[Dataset items]
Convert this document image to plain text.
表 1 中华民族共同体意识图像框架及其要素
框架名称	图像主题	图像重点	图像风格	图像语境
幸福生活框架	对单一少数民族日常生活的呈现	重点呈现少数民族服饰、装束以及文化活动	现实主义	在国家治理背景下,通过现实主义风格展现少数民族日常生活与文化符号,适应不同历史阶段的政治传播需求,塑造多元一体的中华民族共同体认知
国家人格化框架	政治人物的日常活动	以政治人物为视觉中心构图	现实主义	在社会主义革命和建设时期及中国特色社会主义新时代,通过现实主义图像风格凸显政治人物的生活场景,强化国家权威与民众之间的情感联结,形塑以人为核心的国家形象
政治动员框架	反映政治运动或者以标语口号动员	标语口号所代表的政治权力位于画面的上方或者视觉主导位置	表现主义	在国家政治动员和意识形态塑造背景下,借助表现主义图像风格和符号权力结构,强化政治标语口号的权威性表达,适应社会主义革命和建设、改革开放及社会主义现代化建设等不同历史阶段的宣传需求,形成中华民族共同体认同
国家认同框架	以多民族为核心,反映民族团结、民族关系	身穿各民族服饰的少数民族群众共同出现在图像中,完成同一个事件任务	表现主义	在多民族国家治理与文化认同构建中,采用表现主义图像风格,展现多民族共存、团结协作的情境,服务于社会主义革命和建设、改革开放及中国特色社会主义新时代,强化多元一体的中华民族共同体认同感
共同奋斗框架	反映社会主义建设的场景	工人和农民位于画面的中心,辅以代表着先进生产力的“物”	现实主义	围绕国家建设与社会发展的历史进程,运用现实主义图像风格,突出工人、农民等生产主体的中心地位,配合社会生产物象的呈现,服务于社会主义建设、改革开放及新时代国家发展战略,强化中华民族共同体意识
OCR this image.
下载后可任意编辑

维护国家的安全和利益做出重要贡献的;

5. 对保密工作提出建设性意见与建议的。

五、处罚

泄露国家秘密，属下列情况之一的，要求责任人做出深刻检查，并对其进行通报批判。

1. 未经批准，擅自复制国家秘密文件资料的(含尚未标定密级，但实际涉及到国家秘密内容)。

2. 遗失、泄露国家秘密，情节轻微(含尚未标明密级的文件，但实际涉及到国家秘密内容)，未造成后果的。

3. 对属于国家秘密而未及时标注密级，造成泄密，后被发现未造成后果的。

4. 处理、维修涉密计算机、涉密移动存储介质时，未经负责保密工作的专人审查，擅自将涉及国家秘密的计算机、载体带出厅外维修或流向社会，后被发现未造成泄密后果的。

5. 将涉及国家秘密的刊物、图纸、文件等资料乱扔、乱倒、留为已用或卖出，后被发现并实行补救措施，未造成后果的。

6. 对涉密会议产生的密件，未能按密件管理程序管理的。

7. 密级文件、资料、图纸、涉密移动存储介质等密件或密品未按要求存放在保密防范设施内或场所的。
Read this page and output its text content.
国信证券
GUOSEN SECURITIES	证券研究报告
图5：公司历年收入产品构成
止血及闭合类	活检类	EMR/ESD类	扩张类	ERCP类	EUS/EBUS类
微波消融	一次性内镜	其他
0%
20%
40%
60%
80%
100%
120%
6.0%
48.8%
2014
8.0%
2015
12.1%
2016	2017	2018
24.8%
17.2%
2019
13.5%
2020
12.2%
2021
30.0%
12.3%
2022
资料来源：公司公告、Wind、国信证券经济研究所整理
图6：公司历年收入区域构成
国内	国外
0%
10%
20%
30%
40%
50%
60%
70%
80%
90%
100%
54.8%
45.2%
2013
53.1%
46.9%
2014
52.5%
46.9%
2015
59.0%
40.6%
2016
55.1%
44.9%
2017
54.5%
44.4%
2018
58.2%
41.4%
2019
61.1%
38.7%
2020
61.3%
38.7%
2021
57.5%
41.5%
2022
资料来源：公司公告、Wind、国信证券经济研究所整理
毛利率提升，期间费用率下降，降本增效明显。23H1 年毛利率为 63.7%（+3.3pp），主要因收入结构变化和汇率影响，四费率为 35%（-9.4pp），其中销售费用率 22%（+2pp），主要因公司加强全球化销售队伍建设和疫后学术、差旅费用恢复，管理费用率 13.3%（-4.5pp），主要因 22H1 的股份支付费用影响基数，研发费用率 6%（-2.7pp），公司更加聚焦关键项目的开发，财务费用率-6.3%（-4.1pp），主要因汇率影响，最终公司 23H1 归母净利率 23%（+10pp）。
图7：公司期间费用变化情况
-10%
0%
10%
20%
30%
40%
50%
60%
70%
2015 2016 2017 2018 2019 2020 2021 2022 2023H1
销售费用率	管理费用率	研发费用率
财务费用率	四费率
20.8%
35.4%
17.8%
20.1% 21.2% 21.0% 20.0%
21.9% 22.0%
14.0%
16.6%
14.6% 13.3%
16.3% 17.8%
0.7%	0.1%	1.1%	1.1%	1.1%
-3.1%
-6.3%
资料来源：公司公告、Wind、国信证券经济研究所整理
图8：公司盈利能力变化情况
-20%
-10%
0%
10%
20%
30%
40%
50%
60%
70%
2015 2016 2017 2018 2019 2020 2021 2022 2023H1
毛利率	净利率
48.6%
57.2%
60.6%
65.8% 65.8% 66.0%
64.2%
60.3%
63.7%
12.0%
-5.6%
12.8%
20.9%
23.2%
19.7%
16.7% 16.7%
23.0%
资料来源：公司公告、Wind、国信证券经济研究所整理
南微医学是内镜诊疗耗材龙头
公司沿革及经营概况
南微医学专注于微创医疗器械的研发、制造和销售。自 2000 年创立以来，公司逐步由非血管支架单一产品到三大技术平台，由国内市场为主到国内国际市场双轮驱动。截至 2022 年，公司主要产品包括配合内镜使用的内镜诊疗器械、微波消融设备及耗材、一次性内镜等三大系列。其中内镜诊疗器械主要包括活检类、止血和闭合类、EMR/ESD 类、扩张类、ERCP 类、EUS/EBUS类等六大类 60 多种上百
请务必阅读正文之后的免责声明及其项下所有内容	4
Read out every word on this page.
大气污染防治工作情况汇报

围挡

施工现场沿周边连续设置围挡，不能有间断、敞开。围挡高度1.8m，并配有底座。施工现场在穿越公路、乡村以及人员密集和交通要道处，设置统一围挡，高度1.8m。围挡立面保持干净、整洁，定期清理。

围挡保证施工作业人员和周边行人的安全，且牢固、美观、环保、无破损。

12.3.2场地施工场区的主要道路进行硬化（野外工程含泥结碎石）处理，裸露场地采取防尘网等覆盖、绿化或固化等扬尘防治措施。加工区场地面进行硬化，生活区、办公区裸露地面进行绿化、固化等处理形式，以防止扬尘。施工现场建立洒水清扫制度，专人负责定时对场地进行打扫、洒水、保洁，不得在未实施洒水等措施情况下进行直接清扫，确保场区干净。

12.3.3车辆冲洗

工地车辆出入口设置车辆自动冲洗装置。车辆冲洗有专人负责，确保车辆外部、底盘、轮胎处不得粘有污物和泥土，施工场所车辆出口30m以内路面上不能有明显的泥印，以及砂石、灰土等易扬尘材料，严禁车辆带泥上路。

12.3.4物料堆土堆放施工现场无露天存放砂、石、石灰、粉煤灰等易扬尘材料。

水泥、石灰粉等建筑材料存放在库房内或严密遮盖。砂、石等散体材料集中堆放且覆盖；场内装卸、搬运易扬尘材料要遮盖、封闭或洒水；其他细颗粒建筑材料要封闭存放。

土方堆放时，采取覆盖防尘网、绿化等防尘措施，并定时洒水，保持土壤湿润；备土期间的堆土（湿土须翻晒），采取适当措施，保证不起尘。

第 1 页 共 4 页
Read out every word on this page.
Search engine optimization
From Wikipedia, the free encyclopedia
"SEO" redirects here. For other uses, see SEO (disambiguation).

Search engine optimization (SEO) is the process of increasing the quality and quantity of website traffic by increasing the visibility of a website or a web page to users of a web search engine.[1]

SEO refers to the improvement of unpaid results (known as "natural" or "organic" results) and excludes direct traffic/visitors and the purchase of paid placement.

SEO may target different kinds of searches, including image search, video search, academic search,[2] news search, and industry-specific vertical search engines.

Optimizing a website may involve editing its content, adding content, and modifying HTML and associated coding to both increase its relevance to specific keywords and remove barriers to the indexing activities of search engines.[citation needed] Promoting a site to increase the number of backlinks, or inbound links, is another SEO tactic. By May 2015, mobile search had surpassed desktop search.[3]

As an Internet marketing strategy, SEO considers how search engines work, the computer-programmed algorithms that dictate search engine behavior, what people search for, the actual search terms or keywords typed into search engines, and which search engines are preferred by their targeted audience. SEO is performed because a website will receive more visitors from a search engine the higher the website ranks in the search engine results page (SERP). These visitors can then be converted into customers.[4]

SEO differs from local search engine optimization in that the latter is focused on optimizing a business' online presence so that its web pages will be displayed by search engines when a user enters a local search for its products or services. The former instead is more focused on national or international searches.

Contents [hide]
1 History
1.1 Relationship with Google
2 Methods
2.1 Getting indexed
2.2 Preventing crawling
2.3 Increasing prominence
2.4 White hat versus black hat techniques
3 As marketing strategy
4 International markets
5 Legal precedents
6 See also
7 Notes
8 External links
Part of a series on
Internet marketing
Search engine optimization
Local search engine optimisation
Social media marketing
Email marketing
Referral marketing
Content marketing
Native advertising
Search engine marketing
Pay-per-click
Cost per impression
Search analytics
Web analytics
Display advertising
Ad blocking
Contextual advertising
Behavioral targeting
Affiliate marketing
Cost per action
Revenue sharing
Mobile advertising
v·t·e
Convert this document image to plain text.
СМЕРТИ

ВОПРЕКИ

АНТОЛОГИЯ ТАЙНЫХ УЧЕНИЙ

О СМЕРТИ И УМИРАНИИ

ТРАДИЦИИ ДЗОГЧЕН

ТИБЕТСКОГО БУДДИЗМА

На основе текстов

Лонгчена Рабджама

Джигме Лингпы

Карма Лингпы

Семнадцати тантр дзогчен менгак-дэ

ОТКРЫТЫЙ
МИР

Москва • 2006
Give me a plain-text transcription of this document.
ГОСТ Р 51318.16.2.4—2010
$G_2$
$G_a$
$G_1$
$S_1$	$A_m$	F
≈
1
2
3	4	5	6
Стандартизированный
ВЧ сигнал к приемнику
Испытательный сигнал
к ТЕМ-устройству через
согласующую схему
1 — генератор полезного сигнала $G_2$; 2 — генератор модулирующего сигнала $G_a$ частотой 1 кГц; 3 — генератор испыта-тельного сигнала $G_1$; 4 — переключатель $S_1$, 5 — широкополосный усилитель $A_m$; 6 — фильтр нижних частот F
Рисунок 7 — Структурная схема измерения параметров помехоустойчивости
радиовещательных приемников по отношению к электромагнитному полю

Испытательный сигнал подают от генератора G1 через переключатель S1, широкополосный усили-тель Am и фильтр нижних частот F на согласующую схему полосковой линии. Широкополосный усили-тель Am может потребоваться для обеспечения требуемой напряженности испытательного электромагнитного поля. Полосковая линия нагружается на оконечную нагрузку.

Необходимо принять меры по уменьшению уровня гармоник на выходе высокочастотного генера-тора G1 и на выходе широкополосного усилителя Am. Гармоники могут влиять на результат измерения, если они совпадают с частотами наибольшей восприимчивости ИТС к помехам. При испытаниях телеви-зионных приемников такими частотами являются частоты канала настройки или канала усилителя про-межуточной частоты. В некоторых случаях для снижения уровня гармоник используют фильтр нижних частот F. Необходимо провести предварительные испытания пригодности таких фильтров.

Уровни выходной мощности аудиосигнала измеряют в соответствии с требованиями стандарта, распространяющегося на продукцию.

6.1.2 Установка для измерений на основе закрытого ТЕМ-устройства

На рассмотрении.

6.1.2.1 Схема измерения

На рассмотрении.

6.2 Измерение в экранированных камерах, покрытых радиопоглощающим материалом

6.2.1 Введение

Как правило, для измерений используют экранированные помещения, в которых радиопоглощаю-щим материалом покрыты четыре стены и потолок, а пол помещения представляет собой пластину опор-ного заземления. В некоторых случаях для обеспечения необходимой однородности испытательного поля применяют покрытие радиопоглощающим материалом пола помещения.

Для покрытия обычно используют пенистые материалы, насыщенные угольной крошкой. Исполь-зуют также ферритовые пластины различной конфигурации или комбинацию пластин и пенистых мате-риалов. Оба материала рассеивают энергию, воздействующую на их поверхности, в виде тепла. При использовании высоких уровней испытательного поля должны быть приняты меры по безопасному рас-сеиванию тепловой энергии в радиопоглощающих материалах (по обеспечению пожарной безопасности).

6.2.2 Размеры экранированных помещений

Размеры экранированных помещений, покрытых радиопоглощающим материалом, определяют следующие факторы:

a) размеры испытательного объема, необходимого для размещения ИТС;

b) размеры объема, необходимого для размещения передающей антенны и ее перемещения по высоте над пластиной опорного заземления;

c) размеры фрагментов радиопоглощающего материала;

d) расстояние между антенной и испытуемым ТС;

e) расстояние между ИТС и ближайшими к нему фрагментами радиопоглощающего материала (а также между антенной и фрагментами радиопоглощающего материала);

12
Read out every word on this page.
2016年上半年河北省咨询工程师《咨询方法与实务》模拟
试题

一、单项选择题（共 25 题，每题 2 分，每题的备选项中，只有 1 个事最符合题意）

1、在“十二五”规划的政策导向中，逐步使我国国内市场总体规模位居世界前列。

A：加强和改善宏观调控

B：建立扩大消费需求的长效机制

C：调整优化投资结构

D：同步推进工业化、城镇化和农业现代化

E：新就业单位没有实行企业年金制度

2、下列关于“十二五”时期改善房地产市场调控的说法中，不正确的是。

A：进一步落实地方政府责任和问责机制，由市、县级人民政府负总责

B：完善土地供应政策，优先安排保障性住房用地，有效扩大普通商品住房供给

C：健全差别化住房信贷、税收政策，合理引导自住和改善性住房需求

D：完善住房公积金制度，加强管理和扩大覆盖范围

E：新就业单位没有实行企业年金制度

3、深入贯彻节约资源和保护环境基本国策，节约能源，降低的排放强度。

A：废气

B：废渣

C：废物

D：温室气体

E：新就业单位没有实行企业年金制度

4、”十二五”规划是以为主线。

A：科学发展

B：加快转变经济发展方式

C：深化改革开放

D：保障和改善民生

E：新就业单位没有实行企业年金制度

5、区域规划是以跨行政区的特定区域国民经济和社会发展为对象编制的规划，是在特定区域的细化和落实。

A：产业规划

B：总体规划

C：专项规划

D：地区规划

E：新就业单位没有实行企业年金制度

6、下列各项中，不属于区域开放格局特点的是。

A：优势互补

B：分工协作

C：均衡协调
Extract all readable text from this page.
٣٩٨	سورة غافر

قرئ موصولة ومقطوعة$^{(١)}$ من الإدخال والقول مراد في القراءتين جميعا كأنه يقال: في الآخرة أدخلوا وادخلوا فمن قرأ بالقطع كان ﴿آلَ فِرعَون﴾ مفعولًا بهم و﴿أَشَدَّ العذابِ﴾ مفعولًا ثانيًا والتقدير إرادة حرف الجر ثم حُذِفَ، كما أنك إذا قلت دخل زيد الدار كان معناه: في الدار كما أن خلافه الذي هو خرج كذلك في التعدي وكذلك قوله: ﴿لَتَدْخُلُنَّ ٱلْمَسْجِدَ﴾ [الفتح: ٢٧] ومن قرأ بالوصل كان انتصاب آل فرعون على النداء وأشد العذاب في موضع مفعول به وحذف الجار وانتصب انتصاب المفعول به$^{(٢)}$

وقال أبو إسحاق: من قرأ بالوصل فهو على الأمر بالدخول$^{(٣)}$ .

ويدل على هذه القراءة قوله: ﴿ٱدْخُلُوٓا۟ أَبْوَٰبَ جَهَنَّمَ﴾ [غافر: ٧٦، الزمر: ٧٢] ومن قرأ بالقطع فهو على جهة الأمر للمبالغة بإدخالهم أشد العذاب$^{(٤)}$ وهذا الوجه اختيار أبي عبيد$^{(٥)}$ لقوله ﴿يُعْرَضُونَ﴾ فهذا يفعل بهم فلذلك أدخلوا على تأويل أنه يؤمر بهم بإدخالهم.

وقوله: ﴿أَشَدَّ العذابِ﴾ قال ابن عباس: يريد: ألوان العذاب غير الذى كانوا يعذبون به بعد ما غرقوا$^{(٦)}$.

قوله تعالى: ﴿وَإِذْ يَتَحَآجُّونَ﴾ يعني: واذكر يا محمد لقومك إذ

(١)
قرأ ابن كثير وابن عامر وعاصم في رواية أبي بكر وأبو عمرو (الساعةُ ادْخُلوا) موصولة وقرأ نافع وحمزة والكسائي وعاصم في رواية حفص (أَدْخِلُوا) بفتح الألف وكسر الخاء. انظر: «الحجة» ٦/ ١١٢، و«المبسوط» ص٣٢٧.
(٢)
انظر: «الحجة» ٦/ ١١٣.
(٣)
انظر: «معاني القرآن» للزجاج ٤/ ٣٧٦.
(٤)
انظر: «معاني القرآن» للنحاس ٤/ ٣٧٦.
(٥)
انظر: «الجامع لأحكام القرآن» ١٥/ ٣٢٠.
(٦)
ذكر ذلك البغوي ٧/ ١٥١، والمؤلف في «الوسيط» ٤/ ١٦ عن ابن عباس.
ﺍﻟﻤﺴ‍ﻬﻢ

-- Exercise aim --
Keep only the lines from the one containing "Extract all readable text from this page." to the end of the entries, and repeat them exactly.

-- Result for this exercise --
Extract all readable text from this page.
٣٩٨	سورة غافر

قرئ موصولة ومقطوعة$^{(١)}$ من الإدخال والقول مراد في القراءتين جميعا كأنه يقال: في الآخرة أدخلوا وادخلوا فمن قرأ بالقطع كان ﴿آلَ فِرعَون﴾ مفعولًا بهم و﴿أَشَدَّ العذابِ﴾ مفعولًا ثانيًا والتقدير إرادة حرف الجر ثم حُذِفَ، كما أنك إذا قلت دخل زيد الدار كان معناه: في الدار كما أن خلافه الذي هو خرج كذلك في التعدي وكذلك قوله: ﴿لَتَدْخُلُنَّ ٱلْمَسْجِدَ﴾ [الفتح: ٢٧] ومن قرأ بالوصل كان انتصاب آل فرعون على النداء وأشد العذاب في موضع مفعول به وحذف الجار وانتصب انتصاب المفعول به$^{(٢)}$

وقال أبو إسحاق: من قرأ بالوصل فهو على الأمر بالدخول$^{(٣)}$ .

ويدل على هذه القراءة قوله: ﴿ٱدْخُلُوٓا۟ أَبْوَٰبَ جَهَنَّمَ﴾ [غافر: ٧٦، الزمر: ٧٢] ومن قرأ بالقطع فهو على جهة الأمر للمبالغة بإدخالهم أشد العذاب$^{(٤)}$ وهذا الوجه اختيار أبي عبيد$^{(٥)}$ لقوله ﴿يُعْرَضُونَ﴾ فهذا يفعل بهم فلذلك أدخلوا على تأويل أنه يؤمر بهم بإدخالهم.

وقوله: ﴿أَشَدَّ العذابِ﴾ قال ابن عباس: يريد: ألوان العذاب غير الذى كانوا يعذبون به بعد ما غرقوا$^{(٦)}$.

قوله تعالى: ﴿وَإِذْ يَتَحَآجُّونَ﴾ يعني: واذكر يا محمد لقومك إذ

(١)
قرأ ابن كثير وابن عامر وعاصم في رواية أبي بكر وأبو عمرو (الساعةُ ادْخُلوا) موصولة وقرأ نافع وحمزة والكسائي وعاصم في رواية حفص (أَدْخِلُوا) بفتح الألف وكسر الخاء. انظر: «الحجة» ٦/ ١١٢، و«المبسوط» ص٣٢٧.
(٢)
انظر: «الحجة» ٦/ ١١٣.
(٣)
انظر: «معاني القرآن» للزجاج ٤/ ٣٧٦.
(٤)
انظر: «معاني القرآن» للنحاس ٤/ ٣٧٦.
(٥)
انظر: «الجامع لأحكام القرآن» ١٥/ ٣٢٠.
(٦)
ذكر ذلك البغوي ٧/ ١٥١، والمؤلف في «الوسيط» ٤/ ١٦ عن ابن عباس.
ﺍﻟﻤﺴ‍ﻬﻢ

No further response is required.